___ Data shown ___
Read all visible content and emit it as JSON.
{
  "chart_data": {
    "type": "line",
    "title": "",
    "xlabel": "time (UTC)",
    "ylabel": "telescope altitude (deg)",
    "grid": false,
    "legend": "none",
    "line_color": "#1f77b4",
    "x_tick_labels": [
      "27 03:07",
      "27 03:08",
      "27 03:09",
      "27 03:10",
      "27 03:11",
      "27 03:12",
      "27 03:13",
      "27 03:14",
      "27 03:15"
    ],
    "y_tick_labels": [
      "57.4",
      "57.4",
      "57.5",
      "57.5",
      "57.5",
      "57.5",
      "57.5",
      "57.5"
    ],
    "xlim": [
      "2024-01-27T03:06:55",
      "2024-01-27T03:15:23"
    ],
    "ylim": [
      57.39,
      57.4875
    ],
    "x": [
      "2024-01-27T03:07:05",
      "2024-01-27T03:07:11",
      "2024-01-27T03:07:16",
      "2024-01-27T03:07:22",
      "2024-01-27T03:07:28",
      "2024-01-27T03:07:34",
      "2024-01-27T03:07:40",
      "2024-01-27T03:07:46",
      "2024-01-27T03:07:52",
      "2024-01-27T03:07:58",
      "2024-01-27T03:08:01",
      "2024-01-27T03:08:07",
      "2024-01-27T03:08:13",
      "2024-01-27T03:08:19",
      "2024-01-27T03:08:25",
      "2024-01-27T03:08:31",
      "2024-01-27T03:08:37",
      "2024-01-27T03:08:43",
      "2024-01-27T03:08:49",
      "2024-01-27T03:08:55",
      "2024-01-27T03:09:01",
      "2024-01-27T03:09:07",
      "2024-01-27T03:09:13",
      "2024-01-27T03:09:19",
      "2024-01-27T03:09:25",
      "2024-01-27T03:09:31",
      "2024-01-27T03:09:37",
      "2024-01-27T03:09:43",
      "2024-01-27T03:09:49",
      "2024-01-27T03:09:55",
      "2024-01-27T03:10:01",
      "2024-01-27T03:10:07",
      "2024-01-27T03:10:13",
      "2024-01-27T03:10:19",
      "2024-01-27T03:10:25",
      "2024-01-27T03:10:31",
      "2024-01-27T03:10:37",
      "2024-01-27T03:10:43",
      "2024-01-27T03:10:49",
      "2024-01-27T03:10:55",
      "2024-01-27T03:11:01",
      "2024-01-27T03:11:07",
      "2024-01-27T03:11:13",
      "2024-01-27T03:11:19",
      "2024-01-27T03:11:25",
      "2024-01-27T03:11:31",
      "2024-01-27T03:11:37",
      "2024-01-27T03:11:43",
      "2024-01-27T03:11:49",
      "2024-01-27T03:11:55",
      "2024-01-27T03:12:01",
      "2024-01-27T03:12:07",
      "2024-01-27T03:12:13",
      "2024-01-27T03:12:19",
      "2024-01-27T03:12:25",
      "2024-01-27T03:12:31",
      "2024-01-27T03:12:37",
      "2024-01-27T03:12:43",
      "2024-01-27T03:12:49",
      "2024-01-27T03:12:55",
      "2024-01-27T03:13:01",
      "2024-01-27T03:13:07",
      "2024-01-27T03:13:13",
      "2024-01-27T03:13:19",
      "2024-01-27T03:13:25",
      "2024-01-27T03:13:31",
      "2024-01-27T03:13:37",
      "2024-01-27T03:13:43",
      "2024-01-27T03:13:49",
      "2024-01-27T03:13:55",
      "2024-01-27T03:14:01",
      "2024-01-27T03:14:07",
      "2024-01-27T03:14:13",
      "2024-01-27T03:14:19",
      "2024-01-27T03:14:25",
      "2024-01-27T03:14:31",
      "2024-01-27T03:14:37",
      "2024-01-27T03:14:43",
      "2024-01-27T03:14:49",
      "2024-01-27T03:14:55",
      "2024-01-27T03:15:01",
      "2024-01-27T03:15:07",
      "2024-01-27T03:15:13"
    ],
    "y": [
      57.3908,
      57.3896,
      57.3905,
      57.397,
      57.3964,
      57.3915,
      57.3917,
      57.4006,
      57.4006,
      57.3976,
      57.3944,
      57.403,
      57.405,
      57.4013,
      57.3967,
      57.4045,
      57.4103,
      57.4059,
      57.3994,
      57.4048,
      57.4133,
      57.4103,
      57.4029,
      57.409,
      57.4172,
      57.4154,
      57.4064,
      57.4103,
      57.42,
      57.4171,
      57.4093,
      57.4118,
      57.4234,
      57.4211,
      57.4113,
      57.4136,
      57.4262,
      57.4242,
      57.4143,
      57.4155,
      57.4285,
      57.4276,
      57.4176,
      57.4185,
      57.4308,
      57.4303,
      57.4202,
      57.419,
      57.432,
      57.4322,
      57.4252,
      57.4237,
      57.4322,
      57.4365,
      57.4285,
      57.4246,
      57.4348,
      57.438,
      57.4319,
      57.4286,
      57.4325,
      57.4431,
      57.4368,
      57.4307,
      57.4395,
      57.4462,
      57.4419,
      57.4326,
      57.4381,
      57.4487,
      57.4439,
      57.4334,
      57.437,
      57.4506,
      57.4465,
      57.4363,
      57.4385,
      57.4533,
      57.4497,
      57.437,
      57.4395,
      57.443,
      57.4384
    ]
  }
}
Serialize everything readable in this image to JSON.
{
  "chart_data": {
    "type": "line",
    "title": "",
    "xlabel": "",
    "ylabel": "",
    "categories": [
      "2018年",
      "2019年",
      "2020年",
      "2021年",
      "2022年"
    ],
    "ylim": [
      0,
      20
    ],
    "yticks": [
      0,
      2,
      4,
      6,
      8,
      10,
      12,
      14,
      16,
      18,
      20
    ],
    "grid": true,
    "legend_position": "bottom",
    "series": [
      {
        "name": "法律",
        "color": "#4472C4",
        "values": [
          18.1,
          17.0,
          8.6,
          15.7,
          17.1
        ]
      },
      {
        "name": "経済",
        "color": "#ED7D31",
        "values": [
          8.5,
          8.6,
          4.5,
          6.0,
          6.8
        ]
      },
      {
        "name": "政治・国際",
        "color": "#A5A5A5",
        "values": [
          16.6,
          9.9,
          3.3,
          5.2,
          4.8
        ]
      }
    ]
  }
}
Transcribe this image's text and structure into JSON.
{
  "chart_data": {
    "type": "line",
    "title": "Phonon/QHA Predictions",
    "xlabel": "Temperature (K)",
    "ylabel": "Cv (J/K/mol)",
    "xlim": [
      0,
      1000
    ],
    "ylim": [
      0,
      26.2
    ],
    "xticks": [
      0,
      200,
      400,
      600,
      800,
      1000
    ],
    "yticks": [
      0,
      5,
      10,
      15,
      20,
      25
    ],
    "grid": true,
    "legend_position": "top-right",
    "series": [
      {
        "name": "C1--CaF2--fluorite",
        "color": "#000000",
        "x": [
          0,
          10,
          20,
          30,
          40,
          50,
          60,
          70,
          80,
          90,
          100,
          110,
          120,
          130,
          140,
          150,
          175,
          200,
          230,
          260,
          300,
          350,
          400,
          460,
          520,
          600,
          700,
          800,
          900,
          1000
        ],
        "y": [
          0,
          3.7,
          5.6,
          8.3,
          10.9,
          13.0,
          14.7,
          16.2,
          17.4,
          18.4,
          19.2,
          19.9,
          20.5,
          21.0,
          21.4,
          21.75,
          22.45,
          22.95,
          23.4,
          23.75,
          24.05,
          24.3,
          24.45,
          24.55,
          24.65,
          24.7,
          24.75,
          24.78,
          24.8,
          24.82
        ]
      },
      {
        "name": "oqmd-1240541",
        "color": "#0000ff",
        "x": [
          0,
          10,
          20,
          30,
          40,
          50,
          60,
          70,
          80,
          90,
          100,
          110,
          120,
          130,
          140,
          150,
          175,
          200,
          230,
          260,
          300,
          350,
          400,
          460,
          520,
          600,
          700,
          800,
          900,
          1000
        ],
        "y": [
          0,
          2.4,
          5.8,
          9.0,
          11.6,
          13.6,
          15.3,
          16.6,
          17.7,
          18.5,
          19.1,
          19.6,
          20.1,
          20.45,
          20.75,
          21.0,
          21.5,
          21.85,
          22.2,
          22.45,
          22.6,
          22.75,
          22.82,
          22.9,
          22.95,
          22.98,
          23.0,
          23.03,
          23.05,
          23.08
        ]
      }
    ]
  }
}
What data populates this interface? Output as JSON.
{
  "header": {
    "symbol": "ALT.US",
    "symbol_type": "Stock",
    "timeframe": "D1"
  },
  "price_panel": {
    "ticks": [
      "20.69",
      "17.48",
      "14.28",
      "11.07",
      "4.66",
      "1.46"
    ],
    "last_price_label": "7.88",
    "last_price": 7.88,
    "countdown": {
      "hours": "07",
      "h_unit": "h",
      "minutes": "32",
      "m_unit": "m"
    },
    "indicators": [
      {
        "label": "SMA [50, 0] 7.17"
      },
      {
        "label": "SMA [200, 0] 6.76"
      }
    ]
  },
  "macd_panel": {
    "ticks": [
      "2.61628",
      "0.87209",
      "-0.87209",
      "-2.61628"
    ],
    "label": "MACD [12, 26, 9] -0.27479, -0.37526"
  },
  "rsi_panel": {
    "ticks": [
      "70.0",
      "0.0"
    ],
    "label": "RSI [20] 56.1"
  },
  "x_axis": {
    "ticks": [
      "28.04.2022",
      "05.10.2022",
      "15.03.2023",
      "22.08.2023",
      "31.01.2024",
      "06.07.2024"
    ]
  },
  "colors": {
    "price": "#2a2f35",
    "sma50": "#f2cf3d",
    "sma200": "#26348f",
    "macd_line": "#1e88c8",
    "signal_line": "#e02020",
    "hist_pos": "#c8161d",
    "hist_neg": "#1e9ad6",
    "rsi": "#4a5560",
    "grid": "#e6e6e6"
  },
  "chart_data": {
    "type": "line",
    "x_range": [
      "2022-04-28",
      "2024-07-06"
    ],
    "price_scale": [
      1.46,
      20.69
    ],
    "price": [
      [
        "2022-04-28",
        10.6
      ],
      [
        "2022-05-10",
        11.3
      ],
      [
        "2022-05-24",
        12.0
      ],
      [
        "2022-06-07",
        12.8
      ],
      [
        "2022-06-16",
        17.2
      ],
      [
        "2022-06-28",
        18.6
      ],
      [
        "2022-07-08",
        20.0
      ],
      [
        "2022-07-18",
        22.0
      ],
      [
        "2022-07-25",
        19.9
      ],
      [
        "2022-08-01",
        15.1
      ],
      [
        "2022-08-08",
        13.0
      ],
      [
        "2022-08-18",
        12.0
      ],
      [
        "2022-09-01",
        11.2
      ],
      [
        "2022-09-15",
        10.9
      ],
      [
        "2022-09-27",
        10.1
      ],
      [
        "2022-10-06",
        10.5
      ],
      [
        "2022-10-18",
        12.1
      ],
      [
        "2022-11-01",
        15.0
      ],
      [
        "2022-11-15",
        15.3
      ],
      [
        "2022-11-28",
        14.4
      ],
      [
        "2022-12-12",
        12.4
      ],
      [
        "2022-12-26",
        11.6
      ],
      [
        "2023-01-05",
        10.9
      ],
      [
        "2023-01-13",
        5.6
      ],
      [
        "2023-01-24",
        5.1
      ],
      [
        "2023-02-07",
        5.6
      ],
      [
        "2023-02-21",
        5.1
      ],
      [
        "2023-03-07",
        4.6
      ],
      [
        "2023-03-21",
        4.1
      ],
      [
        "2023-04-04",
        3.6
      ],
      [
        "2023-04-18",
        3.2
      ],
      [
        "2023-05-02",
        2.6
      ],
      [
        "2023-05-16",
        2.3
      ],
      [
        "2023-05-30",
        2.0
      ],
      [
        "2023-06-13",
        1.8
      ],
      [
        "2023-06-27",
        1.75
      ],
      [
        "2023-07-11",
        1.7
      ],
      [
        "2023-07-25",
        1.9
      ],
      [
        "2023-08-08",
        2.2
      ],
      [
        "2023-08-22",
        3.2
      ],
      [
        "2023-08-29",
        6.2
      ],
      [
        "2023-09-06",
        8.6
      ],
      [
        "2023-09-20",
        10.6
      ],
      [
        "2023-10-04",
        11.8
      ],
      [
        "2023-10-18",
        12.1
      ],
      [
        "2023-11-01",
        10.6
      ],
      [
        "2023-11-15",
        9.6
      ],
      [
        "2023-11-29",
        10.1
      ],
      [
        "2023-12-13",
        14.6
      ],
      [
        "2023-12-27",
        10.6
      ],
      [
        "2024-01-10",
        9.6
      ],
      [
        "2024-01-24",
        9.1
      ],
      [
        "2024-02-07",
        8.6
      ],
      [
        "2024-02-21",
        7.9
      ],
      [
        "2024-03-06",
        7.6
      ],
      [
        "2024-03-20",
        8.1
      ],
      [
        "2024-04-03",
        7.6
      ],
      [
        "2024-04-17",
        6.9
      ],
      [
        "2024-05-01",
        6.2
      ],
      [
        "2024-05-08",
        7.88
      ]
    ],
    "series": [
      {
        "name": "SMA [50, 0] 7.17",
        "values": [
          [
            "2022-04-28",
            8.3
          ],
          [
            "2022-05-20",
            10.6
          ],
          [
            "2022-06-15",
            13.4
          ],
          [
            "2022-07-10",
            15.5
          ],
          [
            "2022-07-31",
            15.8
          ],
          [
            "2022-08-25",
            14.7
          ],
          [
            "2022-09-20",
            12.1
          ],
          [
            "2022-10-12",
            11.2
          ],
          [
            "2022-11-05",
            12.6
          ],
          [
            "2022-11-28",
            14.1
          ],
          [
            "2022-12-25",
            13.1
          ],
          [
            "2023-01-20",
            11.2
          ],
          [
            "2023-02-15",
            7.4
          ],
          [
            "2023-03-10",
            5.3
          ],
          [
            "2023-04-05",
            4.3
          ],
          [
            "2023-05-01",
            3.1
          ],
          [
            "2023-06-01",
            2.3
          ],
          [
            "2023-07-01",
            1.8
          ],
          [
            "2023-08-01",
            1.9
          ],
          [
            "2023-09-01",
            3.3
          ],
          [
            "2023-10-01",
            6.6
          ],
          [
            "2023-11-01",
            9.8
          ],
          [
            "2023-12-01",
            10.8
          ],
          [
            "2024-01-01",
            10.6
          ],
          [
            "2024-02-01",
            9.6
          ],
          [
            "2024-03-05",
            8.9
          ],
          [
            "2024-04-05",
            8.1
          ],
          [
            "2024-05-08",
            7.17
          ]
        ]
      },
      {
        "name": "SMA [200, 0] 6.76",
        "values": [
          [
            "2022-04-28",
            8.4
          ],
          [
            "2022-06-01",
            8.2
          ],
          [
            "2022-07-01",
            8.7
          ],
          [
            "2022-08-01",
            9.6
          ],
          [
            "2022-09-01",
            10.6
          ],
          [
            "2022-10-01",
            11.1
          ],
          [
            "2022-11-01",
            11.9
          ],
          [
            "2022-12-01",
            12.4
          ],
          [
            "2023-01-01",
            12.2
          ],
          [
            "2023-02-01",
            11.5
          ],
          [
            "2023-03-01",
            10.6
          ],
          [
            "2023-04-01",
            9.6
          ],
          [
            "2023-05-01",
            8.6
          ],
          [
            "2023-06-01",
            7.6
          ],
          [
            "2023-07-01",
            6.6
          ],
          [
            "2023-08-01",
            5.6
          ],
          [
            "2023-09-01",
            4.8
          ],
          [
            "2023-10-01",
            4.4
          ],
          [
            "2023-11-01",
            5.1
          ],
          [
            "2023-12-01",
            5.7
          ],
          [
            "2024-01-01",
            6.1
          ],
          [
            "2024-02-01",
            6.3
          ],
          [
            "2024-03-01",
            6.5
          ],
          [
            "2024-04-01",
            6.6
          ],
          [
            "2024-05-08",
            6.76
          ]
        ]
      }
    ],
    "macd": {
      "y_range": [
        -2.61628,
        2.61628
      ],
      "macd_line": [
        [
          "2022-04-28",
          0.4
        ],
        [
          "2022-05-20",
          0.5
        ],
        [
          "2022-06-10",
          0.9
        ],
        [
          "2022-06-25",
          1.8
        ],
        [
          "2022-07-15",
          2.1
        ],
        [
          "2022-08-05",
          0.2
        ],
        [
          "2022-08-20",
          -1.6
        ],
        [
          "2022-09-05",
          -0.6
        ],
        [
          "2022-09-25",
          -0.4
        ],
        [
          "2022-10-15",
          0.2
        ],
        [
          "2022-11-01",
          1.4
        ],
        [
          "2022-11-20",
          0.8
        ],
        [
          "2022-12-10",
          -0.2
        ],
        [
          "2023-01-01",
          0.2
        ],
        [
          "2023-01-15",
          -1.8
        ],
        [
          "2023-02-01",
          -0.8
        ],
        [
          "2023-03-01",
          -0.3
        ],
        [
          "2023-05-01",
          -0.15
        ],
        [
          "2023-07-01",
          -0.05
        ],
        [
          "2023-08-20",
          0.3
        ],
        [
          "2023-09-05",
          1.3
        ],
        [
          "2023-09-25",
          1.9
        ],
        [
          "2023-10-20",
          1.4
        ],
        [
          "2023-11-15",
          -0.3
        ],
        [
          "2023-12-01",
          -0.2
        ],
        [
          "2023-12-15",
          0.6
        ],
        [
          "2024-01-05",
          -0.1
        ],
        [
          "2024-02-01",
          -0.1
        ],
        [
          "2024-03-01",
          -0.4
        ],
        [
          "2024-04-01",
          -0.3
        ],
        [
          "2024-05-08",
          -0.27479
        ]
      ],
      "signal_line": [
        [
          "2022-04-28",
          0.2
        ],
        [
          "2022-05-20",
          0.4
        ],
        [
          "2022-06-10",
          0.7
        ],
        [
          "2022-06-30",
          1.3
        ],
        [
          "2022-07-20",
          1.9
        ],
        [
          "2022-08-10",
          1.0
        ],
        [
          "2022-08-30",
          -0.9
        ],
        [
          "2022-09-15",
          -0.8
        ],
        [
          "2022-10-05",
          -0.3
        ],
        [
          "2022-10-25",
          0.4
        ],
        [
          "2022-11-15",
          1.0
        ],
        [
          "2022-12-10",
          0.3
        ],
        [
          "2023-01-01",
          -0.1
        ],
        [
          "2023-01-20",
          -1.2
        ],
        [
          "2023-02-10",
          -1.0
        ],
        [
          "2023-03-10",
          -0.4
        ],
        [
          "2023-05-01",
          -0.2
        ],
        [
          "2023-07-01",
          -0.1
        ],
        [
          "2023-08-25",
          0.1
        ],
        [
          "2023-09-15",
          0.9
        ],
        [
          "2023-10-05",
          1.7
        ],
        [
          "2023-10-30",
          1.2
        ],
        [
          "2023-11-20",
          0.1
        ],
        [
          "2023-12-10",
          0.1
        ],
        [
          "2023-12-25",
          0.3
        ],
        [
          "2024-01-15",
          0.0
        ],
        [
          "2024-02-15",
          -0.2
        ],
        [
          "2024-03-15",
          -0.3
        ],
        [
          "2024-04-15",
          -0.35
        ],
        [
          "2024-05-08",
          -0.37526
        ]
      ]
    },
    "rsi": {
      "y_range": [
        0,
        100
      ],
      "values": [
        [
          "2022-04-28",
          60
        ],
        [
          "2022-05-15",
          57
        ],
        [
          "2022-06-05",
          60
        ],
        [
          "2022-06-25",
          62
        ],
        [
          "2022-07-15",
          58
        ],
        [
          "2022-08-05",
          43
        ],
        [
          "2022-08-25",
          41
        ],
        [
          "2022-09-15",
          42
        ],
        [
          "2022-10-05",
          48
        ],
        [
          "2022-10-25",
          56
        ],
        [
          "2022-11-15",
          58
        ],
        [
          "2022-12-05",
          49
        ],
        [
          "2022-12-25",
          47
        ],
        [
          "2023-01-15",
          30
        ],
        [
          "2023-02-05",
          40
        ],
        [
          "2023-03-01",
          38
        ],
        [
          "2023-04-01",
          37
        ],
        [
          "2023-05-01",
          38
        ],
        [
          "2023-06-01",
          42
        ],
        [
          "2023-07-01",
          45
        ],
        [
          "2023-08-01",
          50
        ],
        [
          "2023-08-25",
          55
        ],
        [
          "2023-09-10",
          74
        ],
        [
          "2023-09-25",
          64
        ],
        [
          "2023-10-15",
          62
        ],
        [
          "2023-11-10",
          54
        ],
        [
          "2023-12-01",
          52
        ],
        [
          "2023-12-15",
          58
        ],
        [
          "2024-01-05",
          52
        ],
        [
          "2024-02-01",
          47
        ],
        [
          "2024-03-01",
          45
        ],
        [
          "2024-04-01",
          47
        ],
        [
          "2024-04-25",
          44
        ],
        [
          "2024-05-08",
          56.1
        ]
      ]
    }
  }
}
___
*Directive*: Copy each line above that contains the word "ylabel".

*Solution to this problem*:
    "ylabel": "telescope altitude (deg)",
    "ylabel": "",
    "ylabel": "Cv (J/K/mol)",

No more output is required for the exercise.